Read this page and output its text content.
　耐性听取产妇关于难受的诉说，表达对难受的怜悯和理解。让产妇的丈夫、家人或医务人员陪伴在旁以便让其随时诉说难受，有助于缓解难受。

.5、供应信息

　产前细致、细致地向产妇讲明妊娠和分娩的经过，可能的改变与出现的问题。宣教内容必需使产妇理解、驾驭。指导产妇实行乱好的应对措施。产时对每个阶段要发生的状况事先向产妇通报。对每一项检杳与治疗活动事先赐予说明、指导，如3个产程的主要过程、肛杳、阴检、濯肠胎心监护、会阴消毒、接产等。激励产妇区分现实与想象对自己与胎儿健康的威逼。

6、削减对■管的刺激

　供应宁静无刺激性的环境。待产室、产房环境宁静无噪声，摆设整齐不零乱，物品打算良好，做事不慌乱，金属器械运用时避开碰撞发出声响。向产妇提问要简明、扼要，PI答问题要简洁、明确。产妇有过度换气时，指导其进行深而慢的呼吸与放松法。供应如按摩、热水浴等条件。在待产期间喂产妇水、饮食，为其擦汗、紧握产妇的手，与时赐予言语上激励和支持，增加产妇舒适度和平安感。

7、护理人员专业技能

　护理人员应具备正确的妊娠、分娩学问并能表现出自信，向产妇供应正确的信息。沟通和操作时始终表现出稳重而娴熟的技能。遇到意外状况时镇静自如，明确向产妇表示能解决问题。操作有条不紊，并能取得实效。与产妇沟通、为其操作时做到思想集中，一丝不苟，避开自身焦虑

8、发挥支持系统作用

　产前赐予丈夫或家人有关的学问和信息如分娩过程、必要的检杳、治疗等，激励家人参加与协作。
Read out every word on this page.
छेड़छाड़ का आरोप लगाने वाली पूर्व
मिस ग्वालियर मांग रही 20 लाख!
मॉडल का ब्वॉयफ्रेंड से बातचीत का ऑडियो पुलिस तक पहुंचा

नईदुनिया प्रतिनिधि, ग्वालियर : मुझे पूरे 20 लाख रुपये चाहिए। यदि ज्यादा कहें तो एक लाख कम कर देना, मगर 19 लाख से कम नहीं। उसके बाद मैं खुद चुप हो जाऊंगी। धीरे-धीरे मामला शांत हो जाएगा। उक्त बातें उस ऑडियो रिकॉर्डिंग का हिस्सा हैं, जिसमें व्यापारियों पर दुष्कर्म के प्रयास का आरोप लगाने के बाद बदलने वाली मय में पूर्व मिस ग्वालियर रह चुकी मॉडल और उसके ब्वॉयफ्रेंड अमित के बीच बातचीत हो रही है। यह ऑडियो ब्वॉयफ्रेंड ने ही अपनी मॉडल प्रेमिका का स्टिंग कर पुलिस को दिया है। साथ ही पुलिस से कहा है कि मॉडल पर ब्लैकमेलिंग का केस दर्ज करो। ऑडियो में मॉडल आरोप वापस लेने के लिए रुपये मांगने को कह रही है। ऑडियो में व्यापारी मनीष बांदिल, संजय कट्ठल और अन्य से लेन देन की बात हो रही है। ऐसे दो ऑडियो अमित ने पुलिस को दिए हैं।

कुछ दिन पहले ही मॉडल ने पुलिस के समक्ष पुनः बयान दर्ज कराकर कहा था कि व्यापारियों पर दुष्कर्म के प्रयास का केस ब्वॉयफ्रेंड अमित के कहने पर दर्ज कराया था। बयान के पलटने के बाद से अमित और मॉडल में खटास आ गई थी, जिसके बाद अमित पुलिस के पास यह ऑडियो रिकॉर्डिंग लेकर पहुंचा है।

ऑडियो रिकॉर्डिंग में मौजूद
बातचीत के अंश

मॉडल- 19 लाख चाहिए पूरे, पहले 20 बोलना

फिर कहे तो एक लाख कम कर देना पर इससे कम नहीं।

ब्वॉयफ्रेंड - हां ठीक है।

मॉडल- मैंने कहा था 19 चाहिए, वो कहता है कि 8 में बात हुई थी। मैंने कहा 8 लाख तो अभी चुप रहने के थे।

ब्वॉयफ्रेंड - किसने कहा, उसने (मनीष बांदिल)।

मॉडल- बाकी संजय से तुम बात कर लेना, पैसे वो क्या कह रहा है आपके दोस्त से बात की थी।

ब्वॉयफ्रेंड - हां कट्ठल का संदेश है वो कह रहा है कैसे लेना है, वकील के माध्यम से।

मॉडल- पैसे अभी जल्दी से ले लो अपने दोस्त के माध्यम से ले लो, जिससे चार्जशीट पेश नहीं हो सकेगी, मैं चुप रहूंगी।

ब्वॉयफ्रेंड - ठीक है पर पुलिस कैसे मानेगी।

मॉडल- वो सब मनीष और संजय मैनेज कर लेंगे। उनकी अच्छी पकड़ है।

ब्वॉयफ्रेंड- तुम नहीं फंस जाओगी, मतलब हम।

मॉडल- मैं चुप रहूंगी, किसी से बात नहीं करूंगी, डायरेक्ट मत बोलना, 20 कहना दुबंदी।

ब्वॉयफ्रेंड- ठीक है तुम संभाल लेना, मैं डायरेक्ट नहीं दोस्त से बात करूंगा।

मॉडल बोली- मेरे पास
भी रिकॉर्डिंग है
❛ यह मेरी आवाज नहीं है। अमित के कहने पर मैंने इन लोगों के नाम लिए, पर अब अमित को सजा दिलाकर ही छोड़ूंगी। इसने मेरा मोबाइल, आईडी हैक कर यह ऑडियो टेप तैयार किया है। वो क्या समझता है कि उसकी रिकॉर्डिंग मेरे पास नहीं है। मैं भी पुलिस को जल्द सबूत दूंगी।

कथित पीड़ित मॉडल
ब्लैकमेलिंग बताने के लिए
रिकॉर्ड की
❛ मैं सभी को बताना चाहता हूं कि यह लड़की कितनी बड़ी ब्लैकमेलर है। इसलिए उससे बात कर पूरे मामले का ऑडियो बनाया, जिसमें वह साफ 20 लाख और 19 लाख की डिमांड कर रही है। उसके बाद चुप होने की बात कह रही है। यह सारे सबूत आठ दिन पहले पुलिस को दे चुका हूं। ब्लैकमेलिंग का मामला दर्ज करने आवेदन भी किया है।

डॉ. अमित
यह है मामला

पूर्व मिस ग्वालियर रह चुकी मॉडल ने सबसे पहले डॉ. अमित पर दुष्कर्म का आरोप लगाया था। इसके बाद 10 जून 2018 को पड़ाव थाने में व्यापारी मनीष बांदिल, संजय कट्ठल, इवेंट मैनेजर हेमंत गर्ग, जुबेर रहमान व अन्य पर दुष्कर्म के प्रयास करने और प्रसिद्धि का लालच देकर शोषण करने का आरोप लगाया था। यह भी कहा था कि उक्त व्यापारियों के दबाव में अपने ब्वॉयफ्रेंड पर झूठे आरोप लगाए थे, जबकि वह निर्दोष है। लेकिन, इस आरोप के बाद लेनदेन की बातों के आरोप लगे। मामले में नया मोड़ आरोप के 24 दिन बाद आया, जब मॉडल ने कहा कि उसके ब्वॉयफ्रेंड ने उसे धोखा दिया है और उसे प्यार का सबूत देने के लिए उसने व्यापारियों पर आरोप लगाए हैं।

__________

■ WHAT IS REQUIRED ■
Extract all lines containing the word "this".

■ ANSWER FOR THE TASK ■
Read this page and output its text content.
Read out every word on this page.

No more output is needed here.